◆ Supplied records

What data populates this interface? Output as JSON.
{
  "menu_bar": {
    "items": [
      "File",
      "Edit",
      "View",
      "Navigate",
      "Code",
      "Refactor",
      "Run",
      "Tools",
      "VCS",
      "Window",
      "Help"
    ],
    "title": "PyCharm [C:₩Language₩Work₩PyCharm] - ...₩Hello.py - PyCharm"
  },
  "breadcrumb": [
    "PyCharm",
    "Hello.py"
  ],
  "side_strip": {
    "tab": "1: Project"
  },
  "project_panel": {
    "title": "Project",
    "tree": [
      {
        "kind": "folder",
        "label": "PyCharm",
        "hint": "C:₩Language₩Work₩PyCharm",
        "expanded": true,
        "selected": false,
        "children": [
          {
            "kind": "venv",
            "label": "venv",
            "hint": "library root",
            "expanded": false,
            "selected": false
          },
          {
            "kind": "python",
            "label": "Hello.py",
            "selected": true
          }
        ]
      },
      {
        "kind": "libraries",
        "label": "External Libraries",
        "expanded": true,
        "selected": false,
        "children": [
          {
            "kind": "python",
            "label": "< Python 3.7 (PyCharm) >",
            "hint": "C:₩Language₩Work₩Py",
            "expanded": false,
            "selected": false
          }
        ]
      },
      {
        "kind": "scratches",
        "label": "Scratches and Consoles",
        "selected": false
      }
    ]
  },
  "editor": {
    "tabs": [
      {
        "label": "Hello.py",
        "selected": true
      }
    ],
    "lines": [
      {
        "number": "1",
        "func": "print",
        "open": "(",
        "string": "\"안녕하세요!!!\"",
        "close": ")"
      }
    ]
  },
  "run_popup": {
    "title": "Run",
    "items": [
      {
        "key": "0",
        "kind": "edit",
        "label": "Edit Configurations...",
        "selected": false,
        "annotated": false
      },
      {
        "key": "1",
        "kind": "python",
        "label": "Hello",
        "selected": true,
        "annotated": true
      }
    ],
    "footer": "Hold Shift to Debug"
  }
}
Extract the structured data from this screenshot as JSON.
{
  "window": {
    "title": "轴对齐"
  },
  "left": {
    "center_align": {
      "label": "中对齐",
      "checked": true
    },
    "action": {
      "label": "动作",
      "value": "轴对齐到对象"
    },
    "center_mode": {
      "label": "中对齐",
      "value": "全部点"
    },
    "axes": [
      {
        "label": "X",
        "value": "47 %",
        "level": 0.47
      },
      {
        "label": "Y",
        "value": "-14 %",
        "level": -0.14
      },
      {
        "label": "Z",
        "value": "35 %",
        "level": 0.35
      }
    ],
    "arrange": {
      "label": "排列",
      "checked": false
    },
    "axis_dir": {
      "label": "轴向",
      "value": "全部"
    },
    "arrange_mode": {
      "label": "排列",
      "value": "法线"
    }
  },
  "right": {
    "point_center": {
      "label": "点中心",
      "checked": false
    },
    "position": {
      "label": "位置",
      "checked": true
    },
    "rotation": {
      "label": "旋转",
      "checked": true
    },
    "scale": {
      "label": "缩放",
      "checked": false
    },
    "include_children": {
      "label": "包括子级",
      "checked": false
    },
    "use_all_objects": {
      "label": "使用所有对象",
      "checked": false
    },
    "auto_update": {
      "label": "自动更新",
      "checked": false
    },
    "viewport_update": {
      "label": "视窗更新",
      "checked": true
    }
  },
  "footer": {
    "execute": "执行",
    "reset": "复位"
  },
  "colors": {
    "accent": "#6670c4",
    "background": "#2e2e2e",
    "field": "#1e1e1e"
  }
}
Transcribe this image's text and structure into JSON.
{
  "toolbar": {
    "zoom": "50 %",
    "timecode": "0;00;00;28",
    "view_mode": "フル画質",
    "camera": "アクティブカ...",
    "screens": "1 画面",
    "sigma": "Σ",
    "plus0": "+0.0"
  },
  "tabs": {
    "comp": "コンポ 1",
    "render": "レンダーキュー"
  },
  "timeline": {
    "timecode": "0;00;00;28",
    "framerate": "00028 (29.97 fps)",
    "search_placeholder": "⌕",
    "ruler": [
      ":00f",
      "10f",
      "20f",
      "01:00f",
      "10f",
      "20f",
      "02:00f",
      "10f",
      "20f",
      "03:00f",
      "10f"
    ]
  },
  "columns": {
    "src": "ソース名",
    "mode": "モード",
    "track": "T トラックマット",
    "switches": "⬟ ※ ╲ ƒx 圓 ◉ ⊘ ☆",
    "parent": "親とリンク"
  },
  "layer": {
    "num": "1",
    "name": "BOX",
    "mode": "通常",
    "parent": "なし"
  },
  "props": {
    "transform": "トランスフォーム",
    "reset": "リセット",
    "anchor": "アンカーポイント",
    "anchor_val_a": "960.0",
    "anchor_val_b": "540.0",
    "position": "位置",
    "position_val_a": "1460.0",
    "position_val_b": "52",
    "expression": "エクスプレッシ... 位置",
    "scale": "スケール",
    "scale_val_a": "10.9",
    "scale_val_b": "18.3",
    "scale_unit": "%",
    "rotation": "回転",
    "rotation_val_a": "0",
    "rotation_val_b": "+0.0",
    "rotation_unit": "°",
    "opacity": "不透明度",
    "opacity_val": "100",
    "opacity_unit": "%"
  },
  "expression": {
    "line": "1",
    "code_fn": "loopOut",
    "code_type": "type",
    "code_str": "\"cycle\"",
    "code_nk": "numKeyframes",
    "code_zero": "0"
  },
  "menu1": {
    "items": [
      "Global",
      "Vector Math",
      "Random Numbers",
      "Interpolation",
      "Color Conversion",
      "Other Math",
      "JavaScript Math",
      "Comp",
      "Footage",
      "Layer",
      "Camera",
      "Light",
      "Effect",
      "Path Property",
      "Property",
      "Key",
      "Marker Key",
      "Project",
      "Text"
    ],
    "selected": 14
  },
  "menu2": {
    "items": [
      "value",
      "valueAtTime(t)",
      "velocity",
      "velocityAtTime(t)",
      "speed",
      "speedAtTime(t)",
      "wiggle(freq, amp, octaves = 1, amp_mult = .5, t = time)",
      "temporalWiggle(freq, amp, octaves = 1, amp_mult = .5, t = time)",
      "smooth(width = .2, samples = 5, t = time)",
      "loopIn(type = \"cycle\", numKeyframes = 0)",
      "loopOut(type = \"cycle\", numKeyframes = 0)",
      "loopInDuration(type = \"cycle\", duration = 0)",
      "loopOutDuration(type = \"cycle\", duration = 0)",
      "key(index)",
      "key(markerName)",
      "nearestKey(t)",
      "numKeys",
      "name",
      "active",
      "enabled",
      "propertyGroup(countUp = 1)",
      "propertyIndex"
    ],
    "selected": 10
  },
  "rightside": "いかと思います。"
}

◆ Aim of the task
Tally up the lines in the records containing the word "this", then give the count and nothing else.

◆ Task answer
3